◆ What is required ◆
Return, character for character, the entries between the lines holding "- footer-site-id: 政府网站标识码：3607210014: [316, 1226, 482, 1240]" and "1205, 655, 1219]", inclusive.

◆ Data supplied ◆
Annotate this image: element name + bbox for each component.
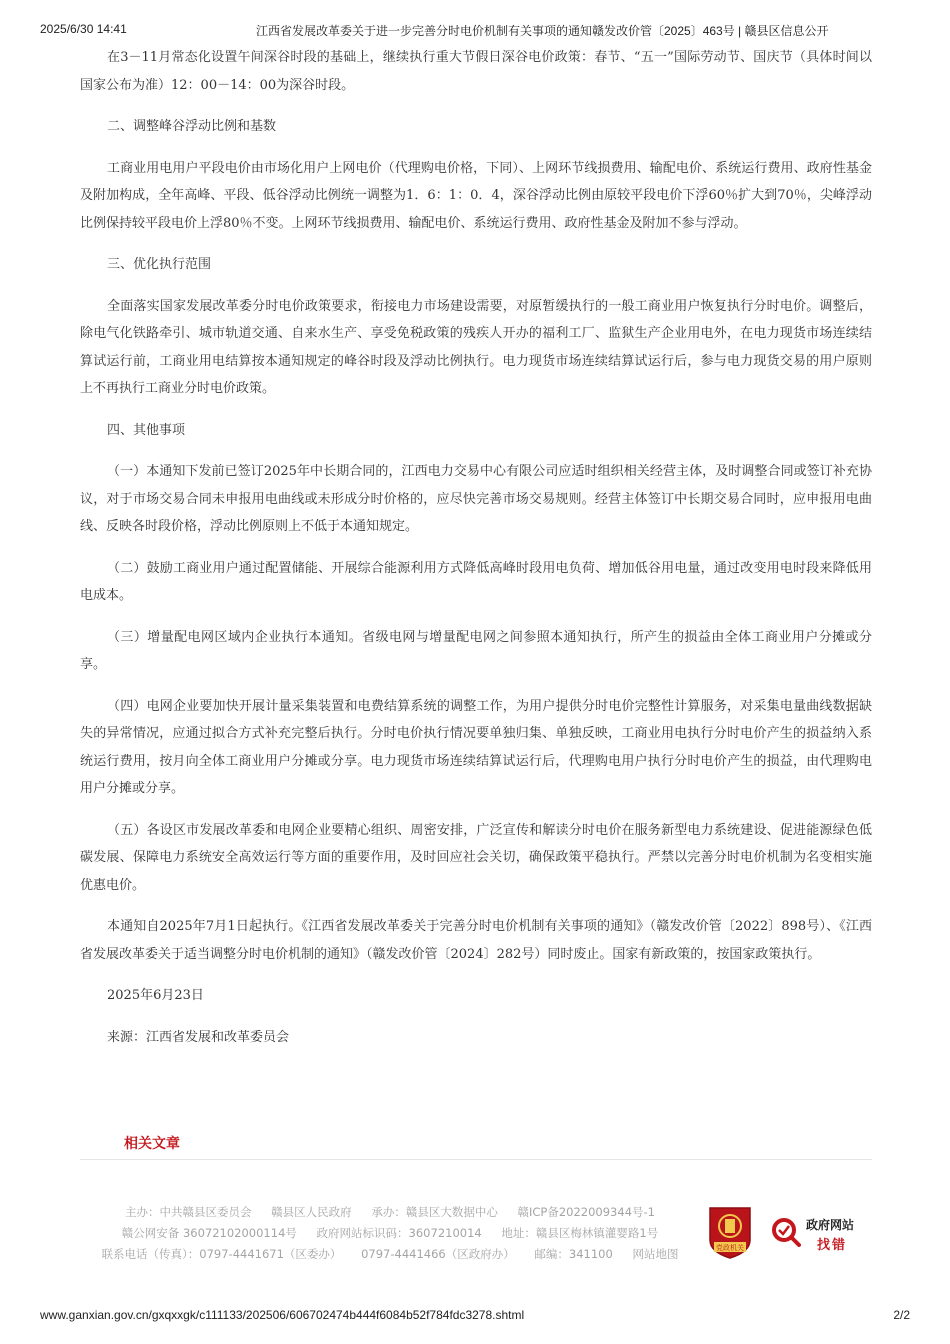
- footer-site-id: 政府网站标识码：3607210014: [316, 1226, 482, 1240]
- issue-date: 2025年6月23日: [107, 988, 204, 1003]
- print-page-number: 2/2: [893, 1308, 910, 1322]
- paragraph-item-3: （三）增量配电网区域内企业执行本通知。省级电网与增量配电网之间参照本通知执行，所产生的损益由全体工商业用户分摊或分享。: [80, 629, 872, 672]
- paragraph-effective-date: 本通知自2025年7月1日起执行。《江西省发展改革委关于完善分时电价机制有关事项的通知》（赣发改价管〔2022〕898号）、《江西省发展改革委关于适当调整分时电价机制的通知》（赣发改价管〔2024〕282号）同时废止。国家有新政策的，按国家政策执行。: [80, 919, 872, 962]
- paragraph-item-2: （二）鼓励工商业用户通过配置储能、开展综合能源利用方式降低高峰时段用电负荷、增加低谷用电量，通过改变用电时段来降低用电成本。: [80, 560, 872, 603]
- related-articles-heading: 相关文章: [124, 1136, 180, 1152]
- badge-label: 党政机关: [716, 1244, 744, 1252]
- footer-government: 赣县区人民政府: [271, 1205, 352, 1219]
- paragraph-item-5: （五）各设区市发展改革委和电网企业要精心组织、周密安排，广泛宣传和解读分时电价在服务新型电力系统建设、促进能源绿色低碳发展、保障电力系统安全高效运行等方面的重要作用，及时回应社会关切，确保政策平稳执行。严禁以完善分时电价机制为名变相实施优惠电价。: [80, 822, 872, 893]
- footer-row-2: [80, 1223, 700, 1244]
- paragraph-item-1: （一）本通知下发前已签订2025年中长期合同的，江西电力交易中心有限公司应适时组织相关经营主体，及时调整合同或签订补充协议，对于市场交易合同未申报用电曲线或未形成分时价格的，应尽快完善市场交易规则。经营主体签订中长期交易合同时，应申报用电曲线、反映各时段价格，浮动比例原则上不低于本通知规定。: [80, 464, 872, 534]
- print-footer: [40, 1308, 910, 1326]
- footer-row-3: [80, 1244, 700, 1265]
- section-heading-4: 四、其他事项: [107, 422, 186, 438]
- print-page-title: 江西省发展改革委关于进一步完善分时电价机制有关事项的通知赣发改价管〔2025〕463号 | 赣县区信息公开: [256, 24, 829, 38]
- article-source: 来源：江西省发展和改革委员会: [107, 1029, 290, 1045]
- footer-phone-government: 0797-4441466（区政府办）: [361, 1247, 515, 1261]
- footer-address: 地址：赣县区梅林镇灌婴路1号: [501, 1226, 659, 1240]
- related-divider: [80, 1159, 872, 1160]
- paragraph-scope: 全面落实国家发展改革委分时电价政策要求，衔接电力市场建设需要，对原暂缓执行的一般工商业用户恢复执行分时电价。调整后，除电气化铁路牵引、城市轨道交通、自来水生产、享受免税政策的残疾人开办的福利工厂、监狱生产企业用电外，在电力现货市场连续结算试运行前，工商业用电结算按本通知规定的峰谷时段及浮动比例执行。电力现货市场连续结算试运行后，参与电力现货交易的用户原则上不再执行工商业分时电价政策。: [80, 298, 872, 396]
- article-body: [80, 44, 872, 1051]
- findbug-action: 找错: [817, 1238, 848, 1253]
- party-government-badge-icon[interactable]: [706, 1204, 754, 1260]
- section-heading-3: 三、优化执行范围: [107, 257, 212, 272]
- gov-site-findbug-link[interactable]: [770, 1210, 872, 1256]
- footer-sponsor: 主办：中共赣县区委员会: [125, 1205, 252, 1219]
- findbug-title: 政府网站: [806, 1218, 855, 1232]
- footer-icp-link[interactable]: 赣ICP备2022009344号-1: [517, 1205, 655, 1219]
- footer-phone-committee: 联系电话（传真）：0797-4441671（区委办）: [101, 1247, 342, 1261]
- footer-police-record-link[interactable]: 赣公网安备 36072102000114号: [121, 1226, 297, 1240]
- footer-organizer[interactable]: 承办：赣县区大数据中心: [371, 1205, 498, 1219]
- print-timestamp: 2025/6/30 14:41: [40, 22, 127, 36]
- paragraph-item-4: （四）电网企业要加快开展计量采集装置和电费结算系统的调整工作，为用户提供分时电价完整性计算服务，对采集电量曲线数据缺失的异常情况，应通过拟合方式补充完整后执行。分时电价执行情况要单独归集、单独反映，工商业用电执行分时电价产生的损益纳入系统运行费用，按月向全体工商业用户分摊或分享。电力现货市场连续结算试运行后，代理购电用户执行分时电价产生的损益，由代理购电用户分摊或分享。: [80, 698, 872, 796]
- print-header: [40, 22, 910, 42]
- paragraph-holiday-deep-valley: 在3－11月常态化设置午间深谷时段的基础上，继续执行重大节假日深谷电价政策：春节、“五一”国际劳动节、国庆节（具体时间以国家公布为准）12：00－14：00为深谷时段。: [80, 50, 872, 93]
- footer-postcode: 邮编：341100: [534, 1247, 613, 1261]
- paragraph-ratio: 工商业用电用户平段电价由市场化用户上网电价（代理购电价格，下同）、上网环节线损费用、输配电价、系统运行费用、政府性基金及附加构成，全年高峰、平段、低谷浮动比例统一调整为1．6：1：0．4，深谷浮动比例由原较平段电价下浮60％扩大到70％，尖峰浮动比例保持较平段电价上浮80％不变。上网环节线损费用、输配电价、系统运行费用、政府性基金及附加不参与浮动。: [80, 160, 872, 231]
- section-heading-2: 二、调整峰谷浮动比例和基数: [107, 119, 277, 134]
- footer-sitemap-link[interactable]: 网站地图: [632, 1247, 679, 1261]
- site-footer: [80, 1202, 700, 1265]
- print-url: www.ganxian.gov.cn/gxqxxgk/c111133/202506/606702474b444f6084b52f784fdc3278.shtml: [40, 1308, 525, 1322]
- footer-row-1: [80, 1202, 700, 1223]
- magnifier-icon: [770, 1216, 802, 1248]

◆ Full solution ◆
- footer-site-id: 政府网站标识码：3607210014: [316, 1226, 482, 1240]
- issue-date: 2025年6月23日: [107, 988, 204, 1003]
- print-page-number: 2/2: [893, 1308, 910, 1322]
- paragraph-item-3: （三）增量配电网区域内企业执行本通知。省级电网与增量配电网之间参照本通知执行，所产生的损益由全体工商业用户分摊或分享。: [80, 629, 872, 672]
- paragraph-effective-date: 本通知自2025年7月1日起执行。《江西省发展改革委关于完善分时电价机制有关事项的通知》（赣发改价管〔2022〕898号）、《江西省发展改革委关于适当调整分时电价机制的通知》（赣发改价管〔2024〕282号）同时废止。国家有新政策的，按国家政策执行。: [80, 919, 872, 962]
- paragraph-item-2: （二）鼓励工商业用户通过配置储能、开展综合能源利用方式降低高峰时段用电负荷、增加低谷用电量，通过改变用电时段来降低用电成本。: [80, 560, 872, 603]
- related-articles-heading: 相关文章: [124, 1136, 180, 1152]
- badge-label: 党政机关: [716, 1244, 744, 1252]
- footer-government: 赣县区人民政府: [271, 1205, 352, 1219]
- paragraph-item-5: （五）各设区市发展改革委和电网企业要精心组织、周密安排，广泛宣传和解读分时电价在服务新型电力系统建设、促进能源绿色低碳发展、保障电力系统安全高效运行等方面的重要作用，及时回应社会关切，确保政策平稳执行。严禁以完善分时电价机制为名变相实施优惠电价。: [80, 822, 872, 893]
- footer-row-2: [80, 1223, 700, 1244]
- paragraph-item-1: （一）本通知下发前已签订2025年中长期合同的，江西电力交易中心有限公司应适时组织相关经营主体，及时调整合同或签订补充协议，对于市场交易合同未申报用电曲线或未形成分时价格的，应尽快完善市场交易规则。经营主体签订中长期交易合同时，应申报用电曲线、反映各时段价格，浮动比例原则上不低于本通知规定。: [80, 464, 872, 534]
- print-footer: [40, 1308, 910, 1326]
- footer-row-3: [80, 1244, 700, 1265]
- section-heading-4: 四、其他事项: [107, 422, 186, 438]
- print-page-title: 江西省发展改革委关于进一步完善分时电价机制有关事项的通知赣发改价管〔2025〕463号 | 赣县区信息公开: [256, 24, 829, 38]
- article-source: 来源：江西省发展和改革委员会: [107, 1029, 290, 1045]
- footer-phone-government: 0797-4441466（区政府办）: [361, 1247, 515, 1261]
- footer-address: 地址：赣县区梅林镇灌婴路1号: [501, 1226, 659, 1240]
- related-divider: [80, 1159, 872, 1160]
- paragraph-scope: 全面落实国家发展改革委分时电价政策要求，衔接电力市场建设需要，对原暂缓执行的一般工商业用户恢复执行分时电价。调整后，除电气化铁路牵引、城市轨道交通、自来水生产、享受免税政策的残疾人开办的福利工厂、监狱生产企业用电外，在电力现货市场连续结算试运行前，工商业用电结算按本通知规定的峰谷时段及浮动比例执行。电力现货市场连续结算试运行后，参与电力现货交易的用户原则上不再执行工商业分时电价政策。: [80, 298, 872, 396]
- article-body: [80, 44, 872, 1051]
- findbug-action: 找错: [817, 1238, 848, 1253]
- party-government-badge-icon[interactable]: [706, 1204, 754, 1260]
- section-heading-3: 三、优化执行范围: [107, 257, 212, 272]
- gov-site-findbug-link[interactable]: [770, 1210, 872, 1256]
- footer-sponsor: 主办：中共赣县区委员会: [125, 1205, 252, 1219]
- findbug-title: 政府网站: [806, 1218, 855, 1232]
- footer-icp-link[interactable]: 赣ICP备2022009344号-1: [517, 1205, 655, 1219]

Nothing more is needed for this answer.